Chart and figure data:
━━━━━━━━━━━━━━━━━━━━

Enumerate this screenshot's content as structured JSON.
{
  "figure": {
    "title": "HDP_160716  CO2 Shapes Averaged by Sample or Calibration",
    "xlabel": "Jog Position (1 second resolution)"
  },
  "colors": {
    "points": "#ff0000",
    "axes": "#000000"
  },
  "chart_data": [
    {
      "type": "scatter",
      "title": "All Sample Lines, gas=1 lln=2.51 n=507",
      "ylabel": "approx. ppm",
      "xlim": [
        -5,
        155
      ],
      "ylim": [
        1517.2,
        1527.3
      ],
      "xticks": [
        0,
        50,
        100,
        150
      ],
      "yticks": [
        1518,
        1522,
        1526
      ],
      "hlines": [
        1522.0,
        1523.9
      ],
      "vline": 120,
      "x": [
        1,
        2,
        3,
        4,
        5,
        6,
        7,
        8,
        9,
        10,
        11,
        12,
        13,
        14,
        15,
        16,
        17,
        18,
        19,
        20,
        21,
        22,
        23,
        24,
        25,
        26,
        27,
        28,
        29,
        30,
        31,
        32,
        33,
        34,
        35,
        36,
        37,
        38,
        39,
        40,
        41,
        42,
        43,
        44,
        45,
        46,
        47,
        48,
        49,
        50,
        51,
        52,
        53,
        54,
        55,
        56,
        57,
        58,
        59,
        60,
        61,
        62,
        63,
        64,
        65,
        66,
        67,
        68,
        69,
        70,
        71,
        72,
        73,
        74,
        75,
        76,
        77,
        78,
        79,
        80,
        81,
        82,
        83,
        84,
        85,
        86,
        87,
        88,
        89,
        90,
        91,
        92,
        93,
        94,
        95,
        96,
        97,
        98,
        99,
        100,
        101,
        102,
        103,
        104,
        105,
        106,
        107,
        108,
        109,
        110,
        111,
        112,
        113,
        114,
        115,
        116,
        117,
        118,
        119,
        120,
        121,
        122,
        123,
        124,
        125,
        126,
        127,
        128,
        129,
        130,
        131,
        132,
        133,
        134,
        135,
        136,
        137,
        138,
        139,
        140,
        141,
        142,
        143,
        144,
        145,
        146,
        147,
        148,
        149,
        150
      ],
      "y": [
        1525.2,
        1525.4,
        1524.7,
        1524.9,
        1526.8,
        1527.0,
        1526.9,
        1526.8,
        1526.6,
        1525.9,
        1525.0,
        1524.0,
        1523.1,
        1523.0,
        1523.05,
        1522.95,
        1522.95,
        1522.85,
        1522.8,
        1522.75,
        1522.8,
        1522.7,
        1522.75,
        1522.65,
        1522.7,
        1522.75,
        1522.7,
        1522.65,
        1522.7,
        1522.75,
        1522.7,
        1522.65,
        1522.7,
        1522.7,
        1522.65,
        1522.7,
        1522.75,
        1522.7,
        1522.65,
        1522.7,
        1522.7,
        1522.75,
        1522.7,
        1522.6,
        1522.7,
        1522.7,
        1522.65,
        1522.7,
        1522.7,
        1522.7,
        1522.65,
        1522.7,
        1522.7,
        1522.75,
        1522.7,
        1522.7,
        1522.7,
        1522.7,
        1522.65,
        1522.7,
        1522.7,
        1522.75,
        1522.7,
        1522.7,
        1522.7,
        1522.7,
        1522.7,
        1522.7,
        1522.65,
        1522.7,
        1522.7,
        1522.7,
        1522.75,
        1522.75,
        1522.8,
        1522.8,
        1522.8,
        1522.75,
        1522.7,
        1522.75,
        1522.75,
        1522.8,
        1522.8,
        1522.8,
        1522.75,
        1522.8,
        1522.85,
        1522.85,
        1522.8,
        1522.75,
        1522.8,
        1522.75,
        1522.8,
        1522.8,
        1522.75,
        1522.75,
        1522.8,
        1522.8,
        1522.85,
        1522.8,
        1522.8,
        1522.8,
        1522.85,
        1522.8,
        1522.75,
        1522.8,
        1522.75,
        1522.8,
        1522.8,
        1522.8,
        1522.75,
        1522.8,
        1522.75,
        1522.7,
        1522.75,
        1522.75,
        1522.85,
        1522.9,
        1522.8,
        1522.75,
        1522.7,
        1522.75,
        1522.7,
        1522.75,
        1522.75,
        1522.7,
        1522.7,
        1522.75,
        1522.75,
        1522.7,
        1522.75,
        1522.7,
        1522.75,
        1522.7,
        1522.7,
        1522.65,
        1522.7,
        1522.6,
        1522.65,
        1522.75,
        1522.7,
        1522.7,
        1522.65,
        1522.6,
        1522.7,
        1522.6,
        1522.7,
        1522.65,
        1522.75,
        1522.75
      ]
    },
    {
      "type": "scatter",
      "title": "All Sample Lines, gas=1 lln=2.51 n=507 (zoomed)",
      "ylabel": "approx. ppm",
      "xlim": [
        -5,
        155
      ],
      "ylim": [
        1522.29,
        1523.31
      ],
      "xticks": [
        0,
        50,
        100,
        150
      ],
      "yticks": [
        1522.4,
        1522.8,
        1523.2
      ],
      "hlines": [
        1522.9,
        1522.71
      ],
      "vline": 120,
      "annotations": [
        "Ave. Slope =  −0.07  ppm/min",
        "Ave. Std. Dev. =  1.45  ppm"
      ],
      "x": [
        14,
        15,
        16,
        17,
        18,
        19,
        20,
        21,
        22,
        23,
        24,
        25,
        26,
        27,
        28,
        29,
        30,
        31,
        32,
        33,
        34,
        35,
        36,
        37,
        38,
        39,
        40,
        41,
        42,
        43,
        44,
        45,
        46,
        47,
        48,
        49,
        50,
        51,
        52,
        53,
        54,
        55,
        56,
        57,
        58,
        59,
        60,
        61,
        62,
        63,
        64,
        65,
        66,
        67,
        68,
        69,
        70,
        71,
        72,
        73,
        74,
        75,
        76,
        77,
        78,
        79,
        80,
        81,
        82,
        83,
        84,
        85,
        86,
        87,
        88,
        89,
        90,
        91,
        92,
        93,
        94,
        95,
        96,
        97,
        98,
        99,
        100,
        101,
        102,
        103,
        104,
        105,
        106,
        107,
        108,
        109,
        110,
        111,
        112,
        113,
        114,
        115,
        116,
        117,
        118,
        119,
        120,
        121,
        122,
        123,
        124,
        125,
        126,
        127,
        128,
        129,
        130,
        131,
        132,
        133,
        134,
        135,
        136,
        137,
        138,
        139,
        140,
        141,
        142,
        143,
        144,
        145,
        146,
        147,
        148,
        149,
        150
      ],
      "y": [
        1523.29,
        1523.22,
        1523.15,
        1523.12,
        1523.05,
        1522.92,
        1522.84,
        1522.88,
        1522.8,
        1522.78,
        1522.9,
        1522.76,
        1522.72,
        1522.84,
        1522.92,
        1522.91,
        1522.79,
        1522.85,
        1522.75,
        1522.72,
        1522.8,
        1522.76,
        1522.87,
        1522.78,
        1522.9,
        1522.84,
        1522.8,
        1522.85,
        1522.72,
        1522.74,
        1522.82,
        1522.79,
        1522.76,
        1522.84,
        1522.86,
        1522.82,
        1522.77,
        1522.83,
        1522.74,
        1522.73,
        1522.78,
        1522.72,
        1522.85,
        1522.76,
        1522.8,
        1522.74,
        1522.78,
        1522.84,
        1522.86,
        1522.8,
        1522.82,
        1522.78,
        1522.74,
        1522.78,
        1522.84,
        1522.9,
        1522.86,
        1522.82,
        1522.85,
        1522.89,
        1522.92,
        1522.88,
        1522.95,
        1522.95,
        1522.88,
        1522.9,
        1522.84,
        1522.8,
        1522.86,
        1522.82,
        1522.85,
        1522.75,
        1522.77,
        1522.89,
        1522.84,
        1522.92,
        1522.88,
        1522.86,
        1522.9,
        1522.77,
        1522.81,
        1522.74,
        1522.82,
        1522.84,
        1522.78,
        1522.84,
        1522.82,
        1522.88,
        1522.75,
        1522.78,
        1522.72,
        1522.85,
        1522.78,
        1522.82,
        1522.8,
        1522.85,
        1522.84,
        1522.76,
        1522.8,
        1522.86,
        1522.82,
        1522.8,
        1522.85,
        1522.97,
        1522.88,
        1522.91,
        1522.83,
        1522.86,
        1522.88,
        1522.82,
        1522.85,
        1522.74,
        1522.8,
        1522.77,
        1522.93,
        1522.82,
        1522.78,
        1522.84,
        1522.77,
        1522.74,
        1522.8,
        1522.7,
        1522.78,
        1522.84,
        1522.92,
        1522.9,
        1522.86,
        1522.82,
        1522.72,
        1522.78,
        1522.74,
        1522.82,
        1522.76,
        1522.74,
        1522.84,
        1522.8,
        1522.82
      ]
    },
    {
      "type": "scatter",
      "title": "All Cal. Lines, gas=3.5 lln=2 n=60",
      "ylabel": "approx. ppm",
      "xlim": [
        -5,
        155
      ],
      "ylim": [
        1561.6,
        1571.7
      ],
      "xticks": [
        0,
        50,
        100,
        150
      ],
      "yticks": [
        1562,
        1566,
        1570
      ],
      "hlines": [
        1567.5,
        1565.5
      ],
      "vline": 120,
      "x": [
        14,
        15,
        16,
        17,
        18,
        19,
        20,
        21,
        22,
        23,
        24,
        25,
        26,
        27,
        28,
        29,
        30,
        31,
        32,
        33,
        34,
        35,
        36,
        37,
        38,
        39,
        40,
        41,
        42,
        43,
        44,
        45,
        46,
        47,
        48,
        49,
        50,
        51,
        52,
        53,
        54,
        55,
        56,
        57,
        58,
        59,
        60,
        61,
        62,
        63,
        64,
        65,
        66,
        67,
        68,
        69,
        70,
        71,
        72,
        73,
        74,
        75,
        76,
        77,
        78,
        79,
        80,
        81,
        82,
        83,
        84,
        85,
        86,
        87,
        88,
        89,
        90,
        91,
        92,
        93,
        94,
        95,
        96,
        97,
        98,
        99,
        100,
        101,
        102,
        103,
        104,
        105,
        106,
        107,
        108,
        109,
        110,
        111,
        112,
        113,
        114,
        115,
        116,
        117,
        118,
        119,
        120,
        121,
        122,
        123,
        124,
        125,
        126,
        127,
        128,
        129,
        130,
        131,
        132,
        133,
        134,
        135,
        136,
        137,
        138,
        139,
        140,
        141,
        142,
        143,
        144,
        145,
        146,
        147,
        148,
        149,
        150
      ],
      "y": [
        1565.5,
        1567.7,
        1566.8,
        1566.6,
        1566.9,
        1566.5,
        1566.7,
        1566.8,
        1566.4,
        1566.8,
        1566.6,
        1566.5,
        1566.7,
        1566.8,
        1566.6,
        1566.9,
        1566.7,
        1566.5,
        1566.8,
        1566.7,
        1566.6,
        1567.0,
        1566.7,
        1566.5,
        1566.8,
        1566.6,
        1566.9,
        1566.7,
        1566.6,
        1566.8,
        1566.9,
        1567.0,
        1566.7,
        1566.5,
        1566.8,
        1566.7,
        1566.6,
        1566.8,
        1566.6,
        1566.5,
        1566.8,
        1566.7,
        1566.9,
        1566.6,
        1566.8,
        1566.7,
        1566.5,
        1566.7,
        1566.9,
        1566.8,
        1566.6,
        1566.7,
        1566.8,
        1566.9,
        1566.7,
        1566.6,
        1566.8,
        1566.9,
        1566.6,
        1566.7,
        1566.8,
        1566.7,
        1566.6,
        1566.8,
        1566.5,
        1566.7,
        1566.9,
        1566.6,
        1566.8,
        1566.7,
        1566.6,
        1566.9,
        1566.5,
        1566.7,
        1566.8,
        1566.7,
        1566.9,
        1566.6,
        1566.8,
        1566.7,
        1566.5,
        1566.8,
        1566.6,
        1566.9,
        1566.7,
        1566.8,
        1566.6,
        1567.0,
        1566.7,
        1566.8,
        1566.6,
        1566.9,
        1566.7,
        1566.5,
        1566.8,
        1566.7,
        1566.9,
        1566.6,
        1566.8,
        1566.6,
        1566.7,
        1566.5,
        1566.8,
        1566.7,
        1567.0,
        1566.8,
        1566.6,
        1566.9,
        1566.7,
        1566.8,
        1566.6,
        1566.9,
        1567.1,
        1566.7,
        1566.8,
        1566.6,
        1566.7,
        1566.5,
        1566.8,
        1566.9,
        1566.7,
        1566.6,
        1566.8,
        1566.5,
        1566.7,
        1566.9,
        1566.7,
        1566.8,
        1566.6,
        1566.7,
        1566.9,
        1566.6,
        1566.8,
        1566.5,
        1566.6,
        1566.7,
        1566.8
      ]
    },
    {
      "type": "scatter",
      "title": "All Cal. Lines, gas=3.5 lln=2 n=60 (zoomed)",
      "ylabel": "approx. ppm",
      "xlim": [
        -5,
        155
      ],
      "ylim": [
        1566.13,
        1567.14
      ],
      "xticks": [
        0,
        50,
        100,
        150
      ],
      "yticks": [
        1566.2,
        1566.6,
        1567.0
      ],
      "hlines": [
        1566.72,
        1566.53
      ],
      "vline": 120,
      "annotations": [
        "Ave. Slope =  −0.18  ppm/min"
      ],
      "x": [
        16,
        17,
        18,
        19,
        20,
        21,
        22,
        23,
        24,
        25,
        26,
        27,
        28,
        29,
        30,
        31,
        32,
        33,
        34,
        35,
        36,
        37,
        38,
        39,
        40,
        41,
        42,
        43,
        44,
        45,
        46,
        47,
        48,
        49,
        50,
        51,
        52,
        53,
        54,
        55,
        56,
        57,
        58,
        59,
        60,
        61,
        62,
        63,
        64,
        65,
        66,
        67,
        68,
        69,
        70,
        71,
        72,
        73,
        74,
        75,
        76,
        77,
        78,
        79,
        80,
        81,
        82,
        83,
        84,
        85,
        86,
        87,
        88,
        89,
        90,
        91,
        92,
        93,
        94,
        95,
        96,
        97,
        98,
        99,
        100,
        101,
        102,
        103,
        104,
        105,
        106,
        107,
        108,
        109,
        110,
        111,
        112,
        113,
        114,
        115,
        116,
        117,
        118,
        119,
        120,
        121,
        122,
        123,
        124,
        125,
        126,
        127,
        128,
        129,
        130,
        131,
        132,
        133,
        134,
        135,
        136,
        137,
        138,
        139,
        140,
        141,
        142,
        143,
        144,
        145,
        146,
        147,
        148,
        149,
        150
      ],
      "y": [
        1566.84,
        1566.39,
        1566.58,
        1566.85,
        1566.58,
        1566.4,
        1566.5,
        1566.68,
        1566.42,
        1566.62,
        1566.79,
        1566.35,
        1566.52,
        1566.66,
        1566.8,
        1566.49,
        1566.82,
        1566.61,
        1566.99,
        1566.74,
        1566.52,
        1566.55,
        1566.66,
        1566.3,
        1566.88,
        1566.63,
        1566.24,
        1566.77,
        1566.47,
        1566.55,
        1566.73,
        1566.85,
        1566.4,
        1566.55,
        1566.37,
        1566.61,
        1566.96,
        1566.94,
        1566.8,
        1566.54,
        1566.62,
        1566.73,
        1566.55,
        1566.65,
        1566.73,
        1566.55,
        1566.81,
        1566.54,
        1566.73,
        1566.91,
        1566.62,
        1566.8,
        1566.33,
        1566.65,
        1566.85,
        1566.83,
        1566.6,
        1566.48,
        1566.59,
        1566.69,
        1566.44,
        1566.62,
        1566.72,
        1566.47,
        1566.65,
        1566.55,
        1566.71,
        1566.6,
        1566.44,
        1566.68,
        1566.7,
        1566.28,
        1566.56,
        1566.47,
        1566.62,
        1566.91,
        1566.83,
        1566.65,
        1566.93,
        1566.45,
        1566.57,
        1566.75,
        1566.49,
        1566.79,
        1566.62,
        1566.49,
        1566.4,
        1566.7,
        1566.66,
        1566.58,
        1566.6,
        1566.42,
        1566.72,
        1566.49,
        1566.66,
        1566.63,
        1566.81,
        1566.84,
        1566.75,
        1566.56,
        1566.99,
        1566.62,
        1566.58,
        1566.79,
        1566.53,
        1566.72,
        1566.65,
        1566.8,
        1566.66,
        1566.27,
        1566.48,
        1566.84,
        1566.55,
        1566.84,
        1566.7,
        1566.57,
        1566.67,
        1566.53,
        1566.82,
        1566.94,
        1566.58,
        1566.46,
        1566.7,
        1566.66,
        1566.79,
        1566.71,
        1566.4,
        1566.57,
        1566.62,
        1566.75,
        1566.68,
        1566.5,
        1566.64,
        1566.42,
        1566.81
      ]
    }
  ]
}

━━━━━━━━━━━━━━━━━━━━

Set problem: Where a line of the data holds "zoomed", show that line.

Full solution:
      "title": "All Sample Lines, gas=1 lln=2.51 n=507 (zoomed)",
      "title": "All Cal. Lines, gas=3.5 lln=2 n=60 (zoomed)",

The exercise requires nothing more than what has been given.